Reescreva todas as entradas abaixo e substitua "heart-icon" por "like-icon", sem alterar mais nada. Deixe as imagens de fora da resposta.

Anotações de regiões da imagem »
-- -- --
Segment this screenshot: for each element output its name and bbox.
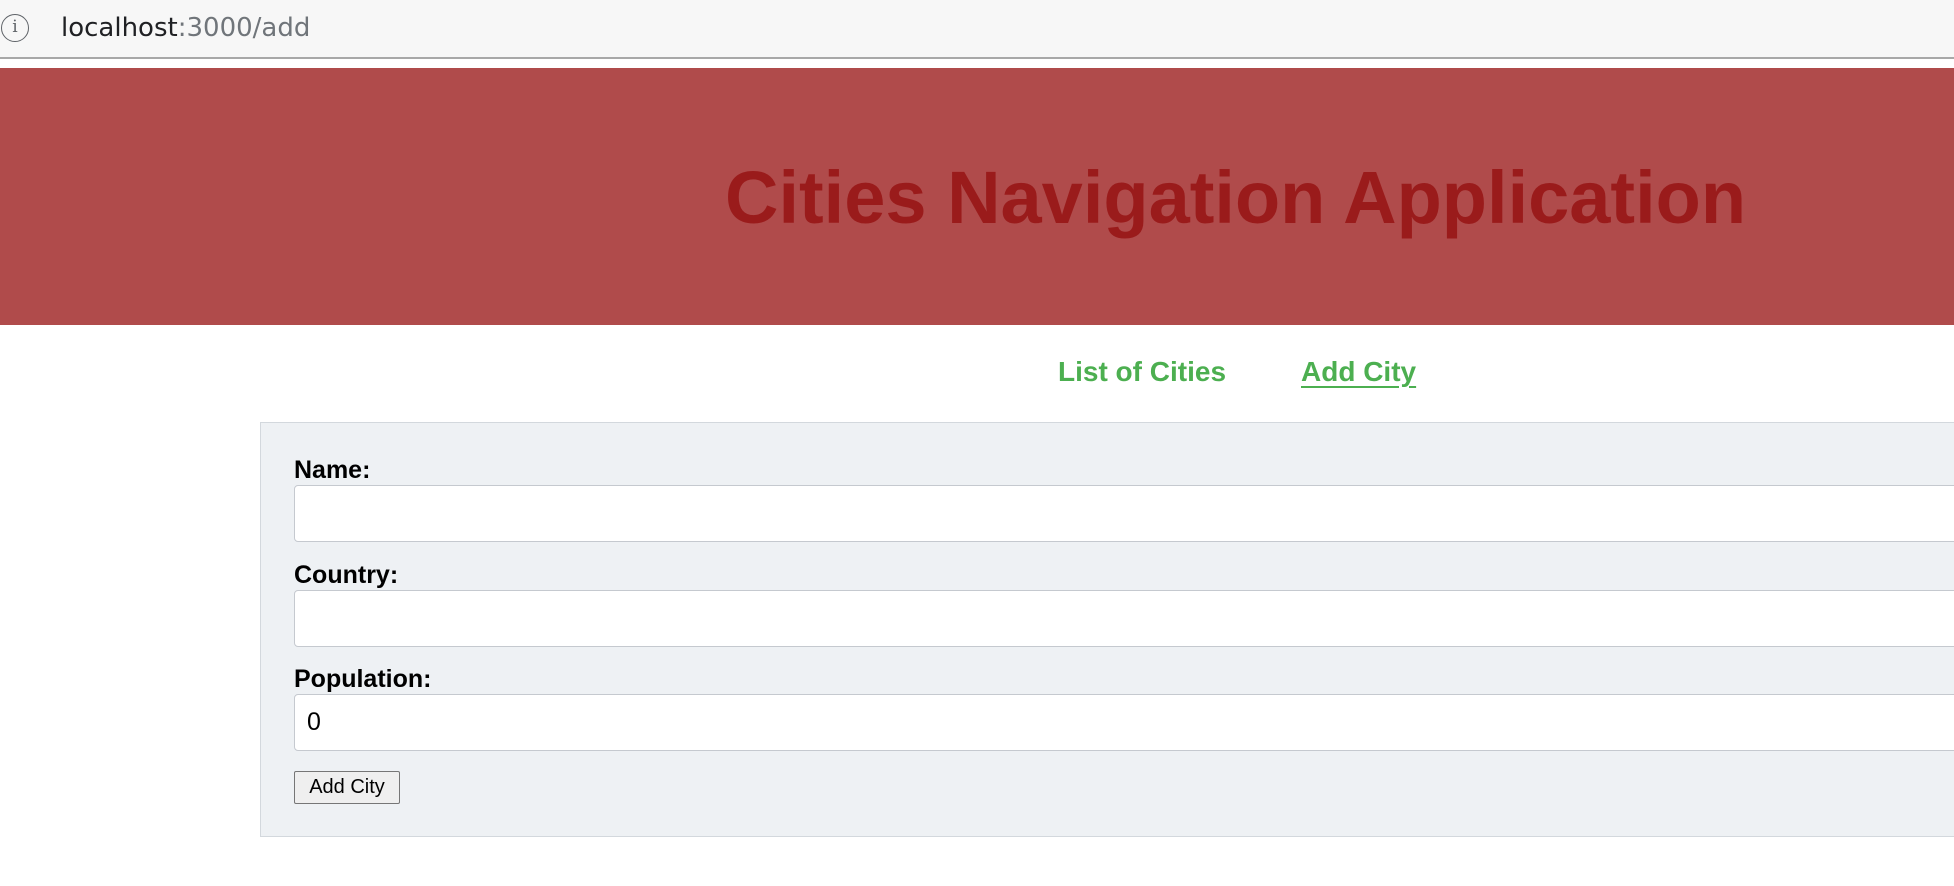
url-field[interactable]: localhost:3000/add [61,13,310,43]
population-label: Population: [294,665,432,693]
country-label: Country: [294,561,399,589]
add-city-button[interactable]: Add City [294,771,400,804]
population-input[interactable] [294,694,1954,751]
browser-address-bar: i localhost:3000/add [0,0,1954,59]
info-icon[interactable]: i [1,14,29,42]
url-host: localhost [61,13,178,43]
name-input[interactable] [294,485,1954,542]
name-label: Name: [294,456,371,484]
page-title: Cities Navigation Application [725,156,1747,239]
country-input[interactable] [294,590,1954,647]
nav-link-add-city[interactable]: Add City [1301,355,1416,389]
nav-link-list-of-cities[interactable]: List of Cities [1058,355,1226,389]
url-path: :3000/add [177,13,311,43]
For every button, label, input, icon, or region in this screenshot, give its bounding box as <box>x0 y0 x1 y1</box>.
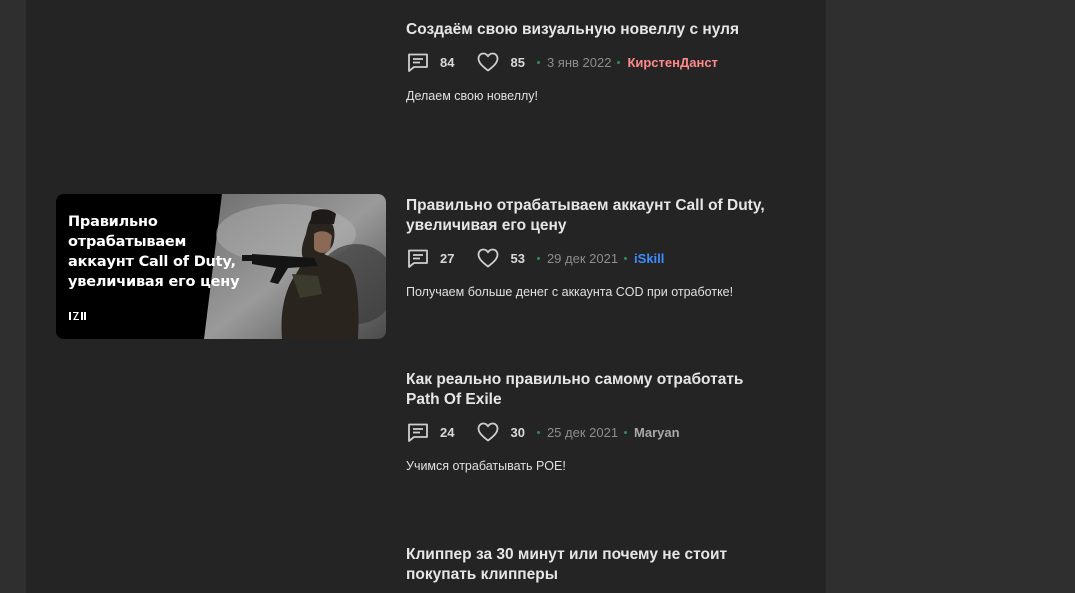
article-title[interactable]: Клиппер за 30 минут или почему не стоит … <box>406 545 776 585</box>
comment-count: 27 <box>440 250 455 266</box>
article-date: 3 янв 2022 <box>546 54 612 70</box>
izi-logo-icon <box>69 312 86 320</box>
article-meta: 24 30 25 дек 2021 Maryan <box>406 420 776 444</box>
article-meta: 27 53 29 дек 2021 iSkill <box>406 246 776 270</box>
article-date: 29 дек 2021 <box>546 250 619 266</box>
comment-icon[interactable] <box>406 420 430 444</box>
article-title[interactable]: Создаём свою визуальную новеллу с нуля <box>406 20 776 40</box>
article-thumbnail[interactable]: Правильно отрабатываем аккаунт Call of D… <box>56 194 386 339</box>
thumbnail-caption: Правильно отрабатываем аккаунт Call of D… <box>68 214 240 290</box>
article-description: Учимся отрабатывать POE! <box>406 459 566 473</box>
separator-dot <box>624 256 628 260</box>
article-meta: 84 85 3 янв 2022 КирстенДанст <box>406 50 776 74</box>
comment-count: 84 <box>440 54 455 70</box>
page: Создаём свою визуальную новеллу с нуля 8… <box>0 0 1075 593</box>
heart-icon[interactable] <box>476 246 500 270</box>
like-count: 85 <box>510 54 525 70</box>
heart-icon[interactable] <box>476 50 500 74</box>
article-description: Делаем свою новеллу! <box>406 89 539 103</box>
comment-icon[interactable] <box>406 246 430 270</box>
separator-dot <box>536 256 540 260</box>
article-feed: Создаём свою визуальную новеллу с нуля 8… <box>26 0 826 593</box>
separator-dot <box>624 430 628 434</box>
article-body: Как реально правильно самому отработать … <box>406 370 776 474</box>
article-body: Клиппер за 30 минут или почему не стоит … <box>406 545 776 585</box>
article-title[interactable]: Как реально правильно самому отработать … <box>406 370 776 410</box>
author-link[interactable]: Maryan <box>634 425 680 440</box>
author-link[interactable]: iSkill <box>634 251 664 266</box>
author-link[interactable]: КирстенДанст <box>627 55 718 70</box>
separator-dot <box>617 60 621 64</box>
like-count: 30 <box>510 424 525 440</box>
article-date: 25 дек 2021 <box>546 424 619 440</box>
article-body: Правильно отрабатываем аккаунт Call of D… <box>406 196 776 300</box>
comment-icon[interactable] <box>406 50 430 74</box>
article-description: Получаем больше денег с аккаунта COD при… <box>406 285 734 299</box>
article-body: Создаём свою визуальную новеллу с нуля 8… <box>406 20 776 104</box>
comment-count: 24 <box>440 424 455 440</box>
heart-icon[interactable] <box>476 420 500 444</box>
article-title[interactable]: Правильно отрабатываем аккаунт Call of D… <box>406 196 776 236</box>
like-count: 53 <box>510 250 525 266</box>
separator-dot <box>536 430 540 434</box>
separator-dot <box>536 60 540 64</box>
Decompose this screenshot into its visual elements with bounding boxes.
-- -- --
RESPOSTA »
Segment this screenshot: for each element output its name and bbox.
url-field[interactable]: localhost:3000/add [61,13,310,43]
population-label: Population: [294,665,432,693]
country-label: Country: [294,561,399,589]
add-city-button[interactable]: Add City [294,771,400,804]
population-input[interactable] [294,694,1954,751]
browser-address-bar: i localhost:3000/add [0,0,1954,59]
info-icon[interactable]: i [1,14,29,42]
url-host: localhost [61,13,178,43]
name-input[interactable] [294,485,1954,542]
name-label: Name: [294,456,371,484]
page-title: Cities Navigation Application [725,156,1747,239]
country-input[interactable] [294,590,1954,647]
nav-link-add-city[interactable]: Add City [1301,355,1416,389]
nav-link-list-of-cities[interactable]: List of Cities [1058,355,1226,389]
url-path: :3000/add [177,13,311,43]
For every button, label, input, icon, or region in this screenshot, give its bounding box as <box>x0 y0 x1 y1</box>.
article-title[interactable]: Клиппер за 30 минут или почему не стоит … <box>406 545 776 585</box>
comment-count: 27 <box>440 250 455 266</box>
article-date: 3 янв 2022 <box>546 54 612 70</box>
izi-logo-icon <box>69 312 86 320</box>
article-meta: 24 30 25 дек 2021 Maryan <box>406 420 776 444</box>
article-meta: 27 53 29 дек 2021 iSkill <box>406 246 776 270</box>
article-date: 29 дек 2021 <box>546 250 619 266</box>
comment-icon[interactable] <box>406 420 430 444</box>
article-title[interactable]: Создаём свою визуальную новеллу с нуля <box>406 20 776 40</box>
article-thumbnail[interactable]: Правильно отрабатываем аккаунт Call of D… <box>56 194 386 339</box>
thumbnail-caption: Правильно отрабатываем аккаунт Call of D… <box>68 214 240 290</box>
article-description: Учимся отрабатывать POE! <box>406 459 566 473</box>
separator-dot <box>624 256 628 260</box>
article-meta: 84 85 3 янв 2022 КирстенДанст <box>406 50 776 74</box>
comment-count: 84 <box>440 54 455 70</box>
page: Создаём свою визуальную новеллу с нуля 8… <box>0 0 1075 593</box>
like-icon[interactable] <box>476 246 500 270</box>
like-count: 85 <box>510 54 525 70</box>
like-icon[interactable] <box>476 50 500 74</box>
article-description: Делаем свою новеллу! <box>406 89 539 103</box>
comment-icon[interactable] <box>406 246 430 270</box>
separator-dot <box>536 256 540 260</box>
article-feed: Создаём свою визуальную новеллу с нуля 8… <box>26 0 826 593</box>
separator-dot <box>624 430 628 434</box>
article-body: Как реально правильно самому отработать … <box>406 370 776 474</box>
article-body: Клиппер за 30 минут или почему не стоит … <box>406 545 776 585</box>
article-title[interactable]: Как реально правильно самому отработать … <box>406 370 776 410</box>
author-link[interactable]: Maryan <box>634 425 680 440</box>
author-link[interactable]: iSkill <box>634 251 664 266</box>
author-link[interactable]: КирстенДанст <box>627 55 718 70</box>
separator-dot <box>617 60 621 64</box>
like-count: 30 <box>510 424 525 440</box>
article-date: 25 дек 2021 <box>546 424 619 440</box>
article-body: Правильно отрабатываем аккаунт Call of D… <box>406 196 776 300</box>
comment-icon[interactable] <box>406 50 430 74</box>
article-description: Получаем больше денег с аккаунта COD при… <box>406 285 734 299</box>
article-body: Создаём свою визуальную новеллу с нуля 8… <box>406 20 776 104</box>
comment-count: 24 <box>440 424 455 440</box>
like-icon[interactable] <box>476 420 500 444</box>
article-title[interactable]: Правильно отрабатываем аккаунт Call of D… <box>406 196 776 236</box>
like-count: 53 <box>510 250 525 266</box>
separator-dot <box>536 430 540 434</box>
separator-dot <box>536 60 540 64</box>
Decompose this screenshot into its visual elements with bounding boxes.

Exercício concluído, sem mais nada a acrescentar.